-- REQUIREMENT --
Continue the article about baseball player Juan Soto, picking up right after its final sentence.

He was facing a hard-throwing prospect. He needed a mental edge. He punctuated pitches outside the strike zone with the little hop. His teammates were giddy -- and fearful that Soto was making himself a target for opponents. Whether it was youthful hubris, beyond-his-years know-how or perhaps both, he responded: "I don't care." Eventually, the jump would evolve into more of a foot-drag, but he wouldn't stop.

"It's just part of my game," Soto says. "I'm just trying to pump myself up, try to help me out. It's tough to hit those balls. I just let them know, it's tough, but I'm here to get it."

“Once you learn about Juan and talk to him and see what he’s about‚ you almost respect him more for how he goes about every at-bat. He makes everyone better.”

- Nats first baseman Ryan Zimmerman

He kept getting it, hitting .360 as an 18-year-old with Hagerstown in 2017, impressing even those he insulted. Pitchers wanted to face Soto. They didn't know the shuffle was anomalous, antithetical to the person doing it. They didn't care, either. His actions were speaking louder than his words could -- soon enough, Soto had added a crotch grab to the shuffle -- and they relished getting a chance to shut him up.

When JoJo Romero, a hotshot left-handed pitching prospect in the Philadelphia Phillies organization, faced him for the first time, Soto shuffled his way to a walk. The second time through the lineup, Romero struck him out looking on a slider.

"You feel that intensity just making eye contact," Romero says. "He's a big eye-contact guy. He looks at his opponent. He does the shuffle. His presence in the box is intense. You know when you're pitching to him you can't make a mistake."

Two days later, Romero posted a video on Instagram of the strikeout pitch. Soto saw it. And he made a promise to himself: He would get his revenge.


In the Nats' first-ever World Series appearance, Soto was the third-youngest cleanup hitter ever -- and went 9-for-27. Thomas B. Shea/USA TODAY Sports

NEVER, IN 2019, was Juan Soto better than when he worked ahead 2-0 in a plate appearance. His .377 batting average after 2-0 was his best after any count. He got on base nearly 64% of the time and slugged .812. And now Gerrit Cole had put Soto right where Soto wanted to be.

He was still looking fastball. Cole wasn't going to give it to him, though, not after what happened to the last one. Another curveball, this one 85 mph, up and away again. Soto didn't bite. He did, however, shuffle.

Soto's ability to track pitches is a God-given skill on par with his bat-to-ball ability. He can draw walks at an elite level while still striking out sparingly. During spring training in 2018, that realization alerted those at the major league level he was worth watching, even though he was just 19 years old. Chip Hale, then the Nationals' bench coach, flagged down hitting coach Kevin Long after watching a spring game. Soto's swing, Hale said, was a thing of beauty.

Long was in his first season with the Nationals after serving as hitting coach for the New York Yankees and New York Mets. He knew of Soto's batting average in Hagerstown but wondered if it was born of a small sample after a fractured right ankle had sidelined him for most of the season. One gander at Soto in the batting cage answered that.

-- DATASET EXTRACT --
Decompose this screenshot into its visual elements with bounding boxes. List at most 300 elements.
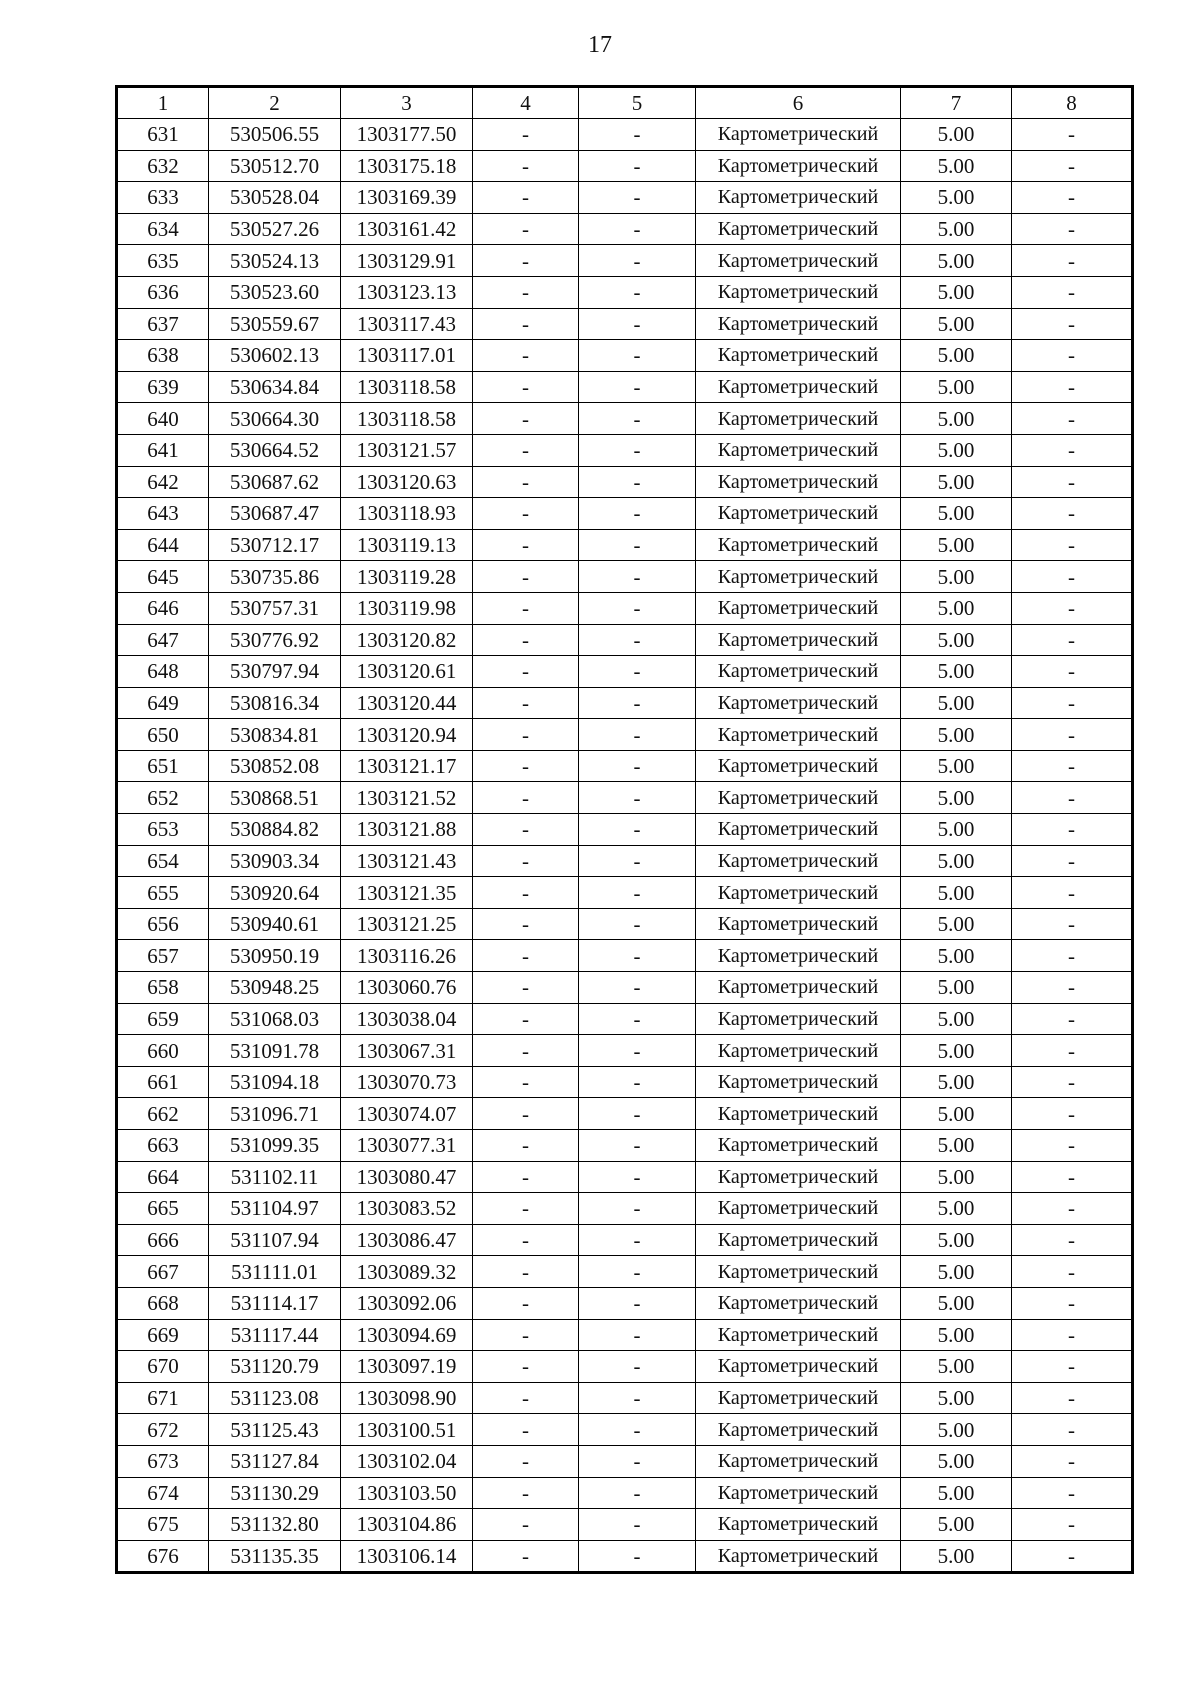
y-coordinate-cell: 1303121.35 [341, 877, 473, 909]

-- REPLY --
When Long scouts a hitter, he starts by looking at his base -- how wide his legs are, how much flexion they have. Soto's setup looked powerful, especially after he filled out and was packing 220 pounds onto his 6-foot-2 frame. He set up his hands just off his back shoulder, near the hitting position, eliminating excess movement. His hips rotated with cleanliness and urgency, drawing power from the ground into his trunk, and his ability to keep his torso from joining them created a rubber-band effect, supercharging his swing with even more force. When the barrel of the bat flared into the zone, Soto's head barely moved. Long couldn't believe it. He had worked with some of the best hitters in the world. And this teenage kid had the most efficient swing he had ever seen.

Soto played in five games for the Nationals that spring. He homered, doubled, drove in five runs and posted a 1.232 OPS. Washington returned him to Hagerstown anyway, content to slow-play his ascent.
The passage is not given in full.